Do not copy the pictures; transcribe all other material exactly.

§ Input material:
»»
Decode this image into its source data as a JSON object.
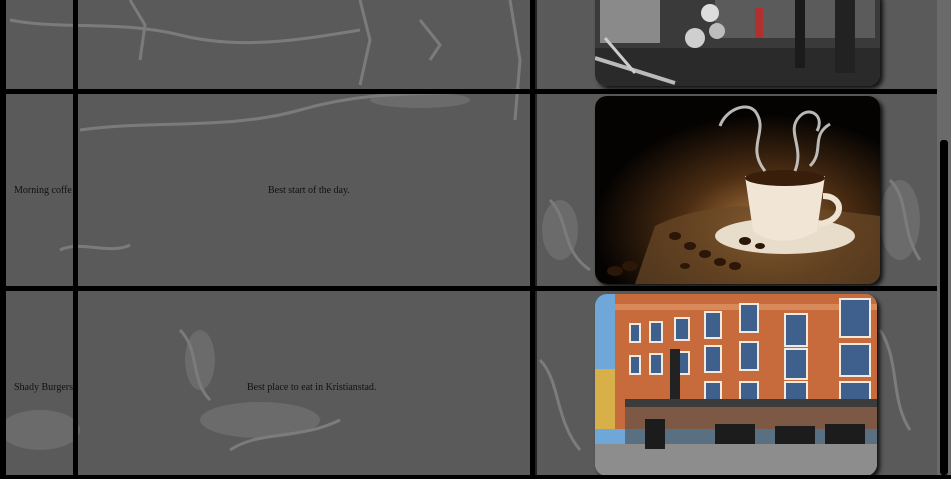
{
  "rows": [
    {
      "name": "",
      "description": "",
      "image": "gym-photo"
    },
    {
      "name": "Morning coffe",
      "description": "Best start of the day.",
      "image": "coffee-photo"
    },
    {
      "name": "Shady Burgers",
      "description": "Best place to eat in Kristianstad.",
      "image": "restaurant-photo"
    }
  ],
  "colors": {
    "background": "#5a5a5a",
    "grid": "#000000",
    "text": "#111111"
  }
}
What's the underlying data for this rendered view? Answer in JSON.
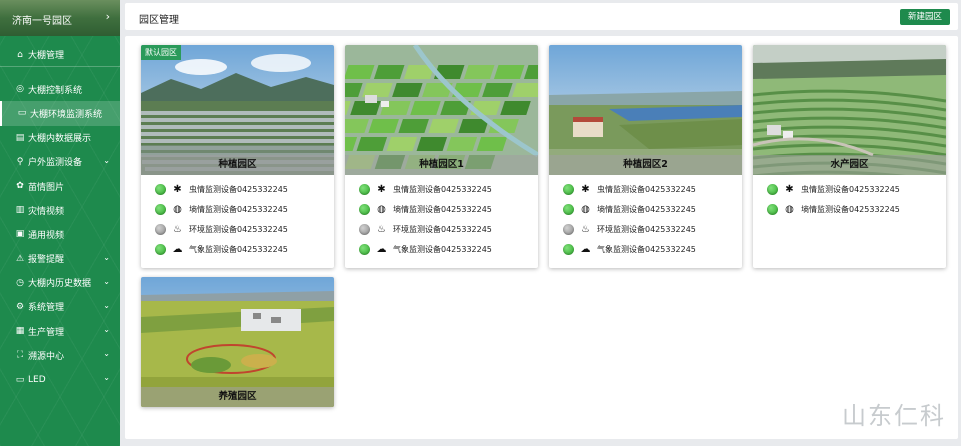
««
§ Solved exercise:
Decode this image into its source data as a JSON object.
{
  "rows": [
    {
      "name": "",
      "description": "",
      "image": "gym-photo"
    },
    {
      "name": "Morning coffe",
      "description": "Best start of the day.",
      "image": "coffee-photo"
    },
    {
      "name": "Shady Burgers",
      "description": "Best place to eat in Kristianstad.",
      "image": "restaurant-photo"
    }
  ],
  "colors": {
    "background": "#5a5a5a",
    "grid": "#000000",
    "text": "#111111"
  }
}
What's the underlying data for this rendered view? Answer in JSON.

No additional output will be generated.